Saved entries
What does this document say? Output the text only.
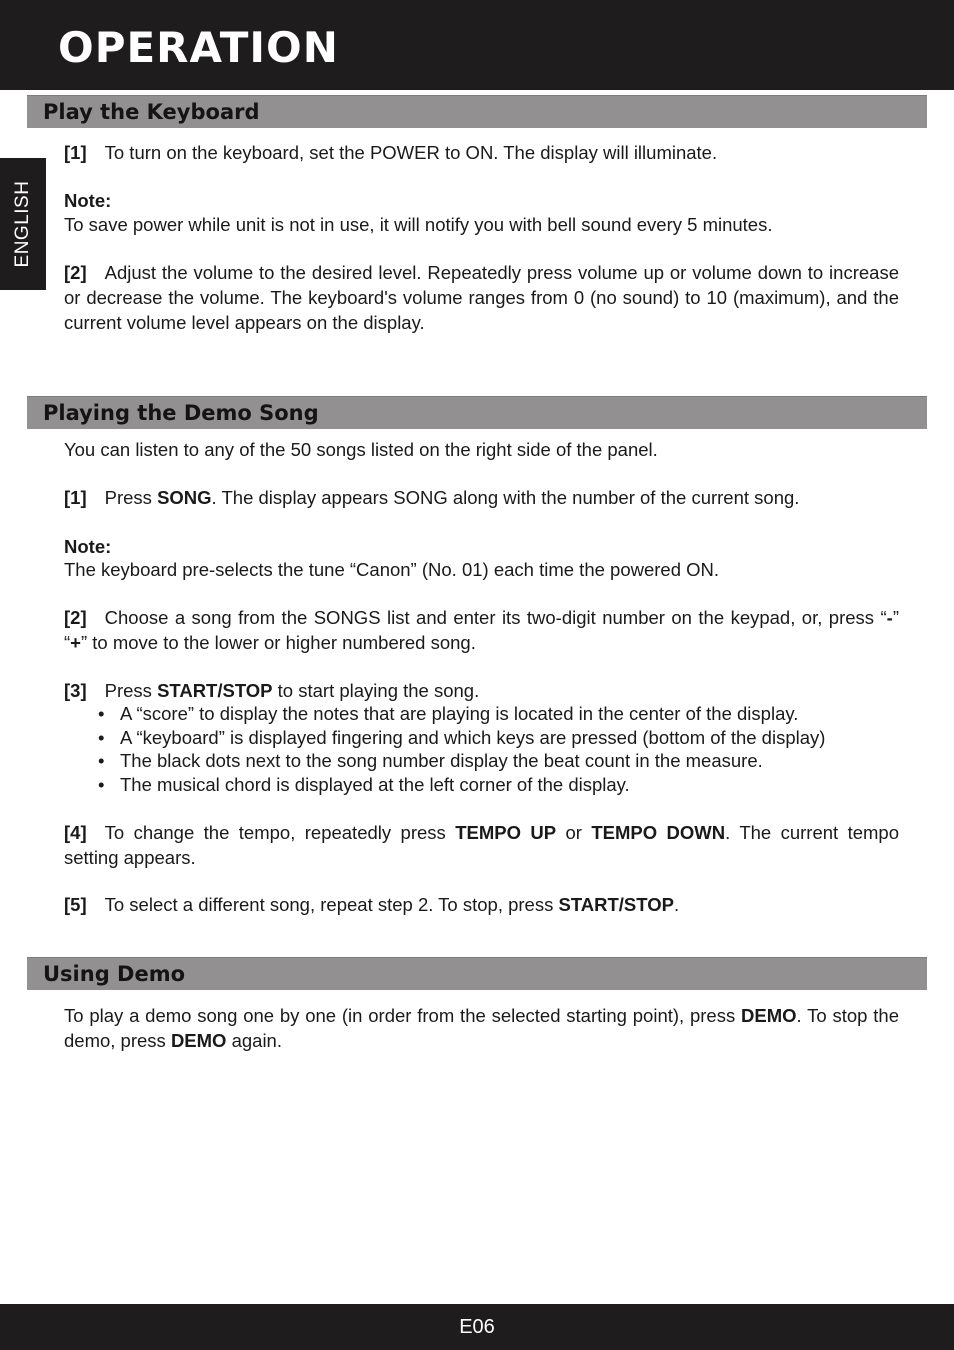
OPERATION
ENGLISH
Play the Keyboard

[1] To turn on the keyboard, set the POWER to ON. The display will illuminate.

Note:

To save power while unit is not in use, it will notify you with bell sound every 5 minutes.

[2] Adjust the volume to the desired level. Repeatedly press volume up or volume down to increase or decrease the volume. The keyboard's volume ranges from 0 (no sound) to 10 (maximum), and the current volume level appears on the display.

Playing the Demo Song

You can listen to any of the 50 songs listed on the right side of the panel.

[1] Press SONG. The display appears SONG along with the number of the current song.

Note:

The keyboard pre-selects the tune “Canon” (No. 01) each time the powered ON.

[2] Choose a song from the SONGS list and enter its two-digit number on the keypad, or, press “-” “+” to move to the lower or higher numbered song.

[3] Press START/STOP to start playing the song.

• A “score” to display the notes that are playing is located in the center of the display.
• A “keyboard” is displayed fingering and which keys are pressed (bottom of the display)
• The black dots next to the song number display the beat count in the measure.
• The musical chord is displayed at the left corner of the display.

[4] To change the tempo, repeatedly press TEMPO UP or TEMPO DOWN. The current tempo setting appears.

[5] To select a different song, repeat step 2. To stop, press START/STOP.

Using Demo

To play a demo song one by one (in order from the selected starting point), press DEMO. To stop the demo, press DEMO again.

E06
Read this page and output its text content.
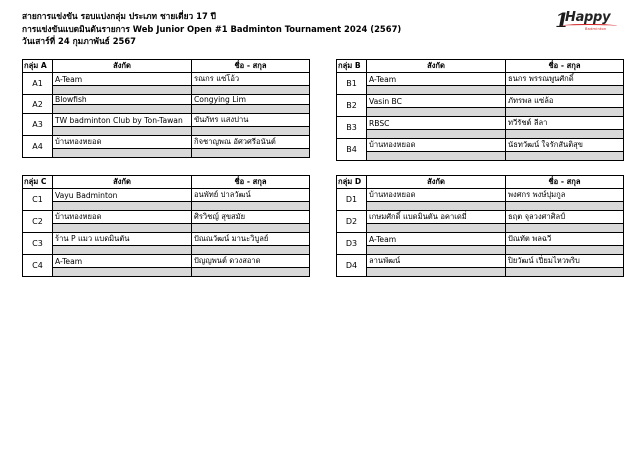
สายการแข่งขัน รอบแบ่งกลุ่ม ประเภท ชายเดี่ยว 17 ปี
การแข่งขันแบดมินตันรายการ Web Junior Open #1 Badminton Tournament 2024 (2567)
วันเสาร์ที่ 24 กุมภาพันธ์ 2567
1
Happy
Badminton
กลุ่ม A	สังกัด	ชื่อ - สกุล
A1	A-Team	รณกร แซ่โอ้ว

A2	Blowfish	Congying Lim

A3	TW badminton Club by Ton-Tawan	ขันภัทร แสงปาน

A4	บ้านทองหยอด	กิจชาญพณ อัศวศรีอนันต์

กลุ่ม B	สังกัด	ชื่อ - สกุล
B1	A-Team	ธนกร พรรณพูนศักดิ์

B2	Vasin BC	ภัทรพล แซ่ล้อ

B3	RBSC	ทวีรัชต์ ลีลา

B4	บ้านทองหยอด	นัธทวัฒน์ ใจรักสันติสุข

กลุ่ม C	สังกัด	ชื่อ - สกุล
C1	Vayu Badminton	อนพัทย์ ปาลวัฒน์

C2	บ้านทองหยอด	ศิรวิชญ์ สุขสมัย

C3	ร้าน P แมว แบดมินตัน	ปัณณวัฒน์ มานะวิบูลย์

C4	A-Team	ปัญญพนต์ ดวงสอาด

กลุ่ม D	สังกัด	ชื่อ - สกุล
D1	บ้านทองหยอด	พงศกร พงษ์ปุมกูล

D2	เกษมศักดิ์ แบดมินตัน อคาเดมี่	ธฤต จุลวงศาศิลป์

D3	A-Team	ปัณทัต พลฉวี

D4	ลานพัฒน์	ปิยวัฒน์ เปี่ยมไหวพริบ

**WHAT THIS TASK INVOLVES**
Copy, from the material, each line that holds the string "number".

**OUTPUT BELOW**
[1] Press SONG. The display appears SONG along with the number of the current song.
[2] Choose a song from the SONGS list and enter its two-digit number on the keypad, or, press “-” “+” to move to the lower or higher numbered song.
• The black dots next to the song number display the beat count in the measure.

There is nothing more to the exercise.